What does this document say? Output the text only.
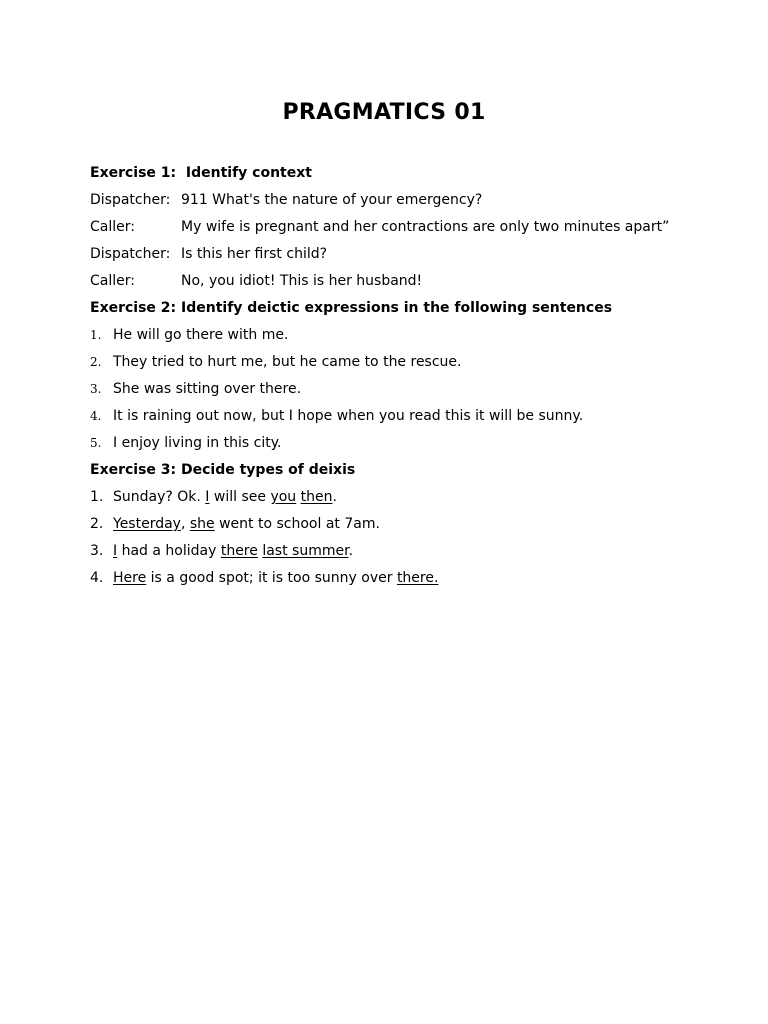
PRAGMATICS 01
Exercise 1: Identify context
Dispatcher: 911 What's the nature of your emergency?
Caller:	My wife is pregnant and her contractions are only two minutes apart”
Dispatcher: Is this her first child?
Caller:	No, you idiot! This is her husband!
Exercise 2: Identify deictic expressions in the following sentences
1. He will go there with me.
2. They tried to hurt me, but he came to the rescue.
3. She was sitting over there.
4. It is raining out now, but I hope when you read this it will be sunny.
5. I enjoy living in this city.
Exercise 3: Decide types of deixis
1. Sunday? Ok. I will see you then.
2. Yesterday, she went to school at 7am.
3. I had a holiday there last summer.
4. Here is a good spot; it is too sunny over there.
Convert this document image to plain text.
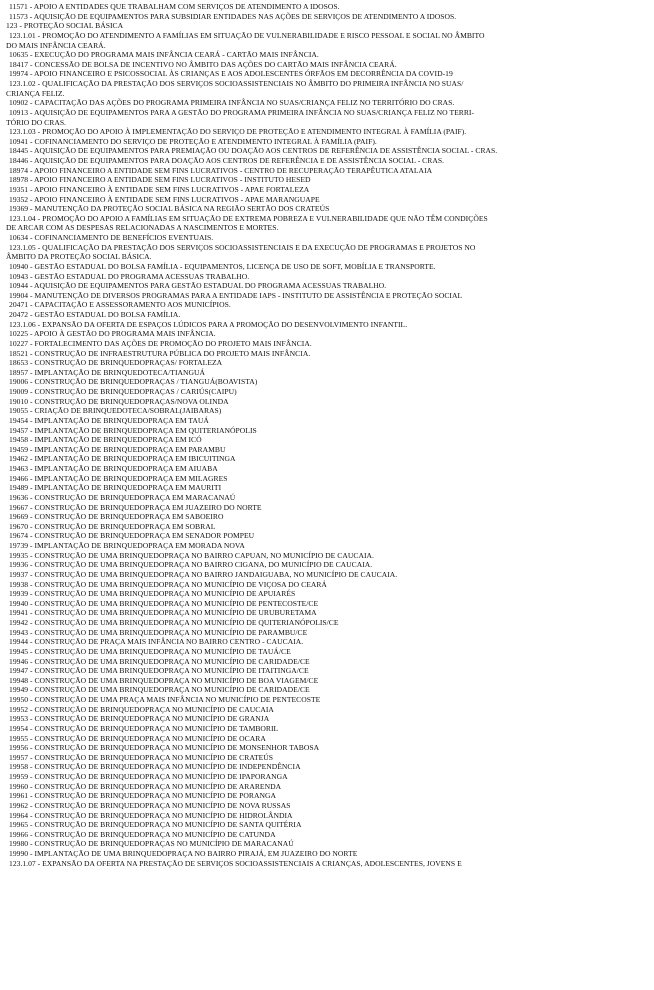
11571 - APOIO A ENTIDADES QUE TRABALHAM COM SERVIÇOS DE ATENDIMENTO A IDOSOS.
11573 - AQUISIÇÃO DE EQUIPAMENTOS PARA SUBSIDIAR ENTIDADES NAS AÇÕES DE SERVIÇOS DE ATENDIMENTO A IDOSOS.
123 - PROTEÇÃO SOCIAL BÁSICA
123.1.01 - PROMOÇÃO DO ATENDIMENTO A FAMÍLIAS EM SITUAÇÃO DE VULNERABILIDADE E RISCO PESSOAL E SOCIAL NO ÂMBITO
DO MAIS INFÂNCIA CEARÁ.
10635 - EXECUÇÃO DO PROGRAMA MAIS INFÂNCIA CEARÁ - CARTÃO MAIS INFÂNCIA.
18417 - CONCESSÃO DE BOLSA DE INCENTIVO NO ÂMBITO DAS AÇÕES DO CARTÃO MAIS INFÂNCIA CEARÁ.
19974 - APOIO FINANCEIRO E PSICOSSOCIAL ÀS CRIANÇAS E AOS ADOLESCENTES ÓRFÃOS EM DECORRÊNCIA DA COVID-19
123.1.02 - QUALIFICAÇÃO DA PRESTAÇÃO DOS SERVIÇOS SOCIOASSISTENCIAIS NO ÂMBITO DO PRIMEIRA INFÂNCIA NO SUAS/
CRIANÇA FELIZ.
10902 - CAPACITAÇÃO DAS AÇÕES DO PROGRAMA PRIMEIRA INFÂNCIA NO SUAS/CRIANÇA FELIZ NO TERRITÓRIO DO CRAS.
10913 - AQUISIÇÃO DE EQUIPAMENTOS PARA A GESTÃO DO PROGRAMA PRIMEIRA INFÂNCIA NO SUAS/CRIANÇA FELIZ NO TERRI-
TÓRIO DO CRAS.
123.1.03 - PROMOÇÃO DO APOIO À IMPLEMENTAÇÃO DO SERVIÇO DE PROTEÇÃO E ATENDIMENTO INTEGRAL À FAMÍLIA (PAIF).
10941 - COFINANCIAMENTO DO SERVIÇO DE PROTEÇÃO E ATENDIMENTO INTEGRAL À FAMÍLIA (PAIF).
18445 - AQUISIÇÃO DE EQUIPAMENTOS PARA PREMIAÇÃO OU DOAÇÃO AOS CENTROS DE REFERÊNCIA DE ASSISTÊNCIA SOCIAL - CRAS.
18446 - AQUISIÇÃO DE EQUIPAMENTOS PARA DOAÇÃO AOS CENTROS DE REFERÊNCIA E DE ASSISTÊNCIA SOCIAL - CRAS.
18974 - APOIO FINANCEIRO A ENTIDADE SEM FINS LUCRATIVOS - CENTRO DE RECUPERAÇÃO TERAPÊUTICA ATALAIA
18978 - APOIO FINANCEIRO A ENTIDADE SEM FINS LUCRATIVOS - INSTITUTO HESED
19351 - APOIO FINANCEIRO À ENTIDADE SEM FINS LUCRATIVOS - APAE FORTALEZA
19352 - APOIO FINANCEIRO À ENTIDADE SEM FINS LUCRATIVOS - APAE MARANGUAPE
19369 - MANUTENÇÃO DA PROTEÇÃO SOCIAL BÁSICA NA REGIÃO SERTÃO DOS CRATEÚS
123.1.04 - PROMOÇÃO DO APOIO A FAMÍLIAS EM SITUAÇÃO DE EXTREMA POBREZA E VULNERABILIDADE QUE NÃO TÊM CONDIÇÕES
DE ARCAR COM AS DESPESAS RELACIONADAS A NASCIMENTOS E MORTES.
10634 - COFINANCIAMENTO DE BENEFÍCIOS EVENTUAIS.
123.1.05 - QUALIFICAÇÃO DA PRESTAÇÃO DOS SERVIÇOS SOCIOASSISTENCIAIS E DA EXECUÇÃO DE PROGRAMAS E PROJETOS NO
ÂMBITO DA PROTEÇÃO SOCIAL BÁSICA.
10940 - GESTÃO ESTADUAL DO BOLSA FAMÍLIA - EQUIPAMENTOS, LICENÇA DE USO DE SOFT, MOBÍLIA E TRANSPORTE.
10943 - GESTÃO ESTADUAL DO PROGRAMA ACESSUAS TRABALHO.
10944 - AQUISIÇÃO DE EQUIPAMENTOS PARA GESTÃO ESTADUAL DO PROGRAMA ACESSUAS TRABALHO.
19904 - MANUTENÇÃO DE DIVERSOS PROGRAMAS PARA A ENTIDADE IAPS - INSTITUTO DE ASSISTÊNCIA E PROTEÇÃO SOCIAL
20471 - CAPACITAÇÃO E ASSESSORAMENTO AOS MUNICÍPIOS.
20472 - GESTÃO ESTADUAL DO BOLSA FAMÍLIA.
123.1.06 - EXPANSÃO DA OFERTA DE ESPAÇOS LÚDICOS PARA A PROMOÇÃO DO DESENVOLVIMENTO INFANTIL.
10225 - APOIO À GESTÃO DO PROGRAMA MAIS INFÂNCIA.
10227 - FORTALECIMENTO DAS AÇÕES DE PROMOÇÃO DO PROJETO MAIS INFÂNCIA.
18521 - CONSTRUÇÃO DE INFRAESTRUTURA PÚBLICA DO PROJETO MAIS INFÂNCIA.
18653 - CONSTRUÇÃO DE BRINQUEDOPRAÇAS/ FORTALEZA
18957 - IMPLANTAÇÃO DE BRINQUEDOTECA/TIANGUÁ
19006 - CONSTRUÇÃO DE BRINQUEDOPRAÇAS / TIANGUÁ(BOAVISTA)
19009 - CONSTRUÇÃO DE BRINQUEDOPRAÇAS / CARIÚS(CAIPU)
19010 - CONSTRUÇÃO DE BRINQUEDOPRAÇAS/NOVA OLINDA
19055 - CRIAÇÃO DE BRINQUEDOTECA/SOBRAL(JAIBARAS)
19454 - IMPLANTAÇÃO DE BRINQUEDOPRAÇA EM TAUÁ
19457 - IMPLANTAÇÃO DE BRINQUEDOPRAÇA EM QUITERIANÓPOLIS
19458 - IMPLANTAÇÃO DE BRINQUEDOPRAÇA EM ICÓ
19459 - IMPLANTAÇÃO DE BRINQUEDOPRAÇA EM PARAMBU
19462 - IMPLANTAÇÃO DE BRINQUEDOPRAÇA EM IBICUITINGA
19463 - IMPLANTAÇÃO DE BRINQUEDOPRAÇA EM AIUABA
19466 - IMPLANTAÇÃO DE BRINQUEDOPRAÇA EM MILAGRES
19489 - IMPLANTAÇÃO DE BRINQUEDOPRAÇA EM MAURITI
19636 - CONSTRUÇÃO DE BRINQUEDOPRAÇA EM MARACANAÚ
19667 - CONSTRUÇÃO DE BRINQUEDOPRAÇA EM JUAZEIRO DO NORTE
19669 - CONSTRUÇÃO DE BRINQUEDOPRAÇA EM SABOEIRO
19670 - CONSTRUÇÃO DE BRINQUEDOPRAÇA EM SOBRAL
19674 - CONSTRUÇÃO DE BRINQUEDOPRAÇA EM SENADOR POMPEU
19739 - IMPLANTAÇÃO DE BRINQUEDOPRAÇA EM MORADA NOVA
19935 - CONSTRUÇÃO DE UMA BRINQUEDOPRAÇA NO BAIRRO CAPUAN, NO MUNICÍPIO DE CAUCAIA.
19936 - CONSTRUÇÃO DE UMA BRINQUEDOPRAÇA NO BAIRRO CIGANA, DO MUNICÍPIO DE CAUCAIA.
19937 - CONSTRUÇÃO DE UMA BRINQUEDOPRAÇA NO BAIRRO JANDAIGUABA, NO MUNICÍPIO DE CAUCAIA.
19938 - CONSTRUÇÃO DE UMA BRINQUEDOPRAÇA NO MUNICÍPIO DE VIÇOSA DO CEARÁ
19939 - CONSTRUÇÃO DE UMA BRINQUEDOPRAÇA NO MUNICÍPIO DE APUIARÉS
19940 - CONSTRUÇÃO DE UMA BRINQUEDOPRAÇA NO MUNICÍPIO DE PENTECOSTE/CE
19941 - CONSTRUÇÃO DE UMA BRINQUEDOPRAÇA NO MUNICÍPIO DE URUBURETAMA
19942 - CONSTRUÇÃO DE UMA BRINQUEDOPRAÇA NO MUNICÍPIO DE QUITERIANÓPOLIS/CE
19943 - CONSTRUÇÃO DE UMA BRINQUEDOPRAÇA NO MUNICÍPIO DE PARAMBU/CE
19944 - CONSTRUÇÃO DE PRAÇA MAIS INFÂNCIA NO BAIRRO CENTRO - CAUCAIA.
19945 - CONSTRUÇÃO DE UMA BRINQUEDOPRAÇA NO MUNICÍPIO DE TAUÁ/CE
19946 - CONSTRUÇÃO DE UMA BRINQUEDOPRAÇA NO MUNICÍPIO DE CARIDADE/CE
19947 - CONSTRUÇÃO DE UMA BRINQUEDOPRAÇA NO MUNICÍPIO DE ITAITINGA/CE
19948 - CONSTRUÇÃO DE UMA BRINQUEDOPRAÇA NO MUNICÍPIO DE BOA VIAGEM/CE
19949 - CONSTRUÇÃO DE UMA BRINQUEDOPRAÇA NO MUNICÍPIO DE CARIDADE/CE
19950 - CONSTRUÇÃO DE UMA PRAÇA MAIS INFÂNCIA NO MUNICÍPIO DE PENTECOSTE
19952 - CONSTRUÇÃO DE BRINQUEDOPRAÇA NO MUNICÍPIO DE CAUCAIA
19953 - CONSTRUÇÃO DE BRINQUEDOPRAÇA NO MUNICÍPIO DE GRANJA
19954 - CONSTRUÇÃO DE BRINQUEDOPRAÇA NO MUNICÍPIO DE TAMBORIL
19955 - CONSTRUÇÃO DE BRINQUEDOPRAÇA NO MUNICÍPIO DE OCARA
19956 - CONSTRUÇÃO DE BRINQUEDOPRAÇA NO MUNICÍPIO DE MONSENHOR TABOSA
19957 - CONSTRUÇÃO DE BRINQUEDOPRAÇA NO MUNICÍPIO DE CRATEÚS
19958 - CONSTRUÇÃO DE BRINQUEDOPRAÇA NO MUNICÍPIO DE INDEPENDÊNCIA
19959 - CONSTRUÇÃO DE BRINQUEDOPRAÇA NO MUNICÍPIO DE IPAPORANGA
19960 - CONSTRUÇÃO DE BRINQUEDOPRAÇA NO MUNICÍPIO DE ARARENDA
19961 - CONSTRUÇÃO DE BRINQUEDOPRAÇA NO MUNICÍPIO DE PORANGA
19962 - CONSTRUÇÃO DE BRINQUEDOPRAÇA NO MUNICÍPIO DE NOVA RUSSAS
19964 - CONSTRUÇÃO DE BRINQUEDOPRAÇA NO MUNICÍPIO DE HIDROLÂNDIA
19965 - CONSTRUÇÃO DE BRINQUEDOPRAÇA NO MUNICÍPIO DE SANTA QUITÉRIA
19966 - CONSTRUÇÃO DE BRINQUEDOPRAÇA NO MUNICÍPIO DE CATUNDA
19980 - CONSTRUÇÃO DE BRINQUEDOPRAÇAS NO MUNICÍPIO DE MARACANAÚ
19990 - IMPLANTAÇÃO DE UMA BRINQUEDOPRAÇA NO BAIRRO PIRAJÁ, EM JUAZEIRO DO NORTE
123.1.07 - EXPANSÃO DA OFERTA NA PRESTAÇÃO DE SERVIÇOS SOCIOASSISTENCIAIS A CRIANÇAS, ADOLESCENTES, JOVENS E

----------

**Challenge**
Go through the listing above and list every line that has the word "INTEGRAL".

**The answer**
123.1.03 - PROMOÇÃO DO APOIO À IMPLEMENTAÇÃO DO SERVIÇO DE PROTEÇÃO E ATENDIMENTO INTEGRAL À FAMÍLIA (PAIF).
10941 - COFINANCIAMENTO DO SERVIÇO DE PROTEÇÃO E ATENDIMENTO INTEGRAL À FAMÍLIA (PAIF).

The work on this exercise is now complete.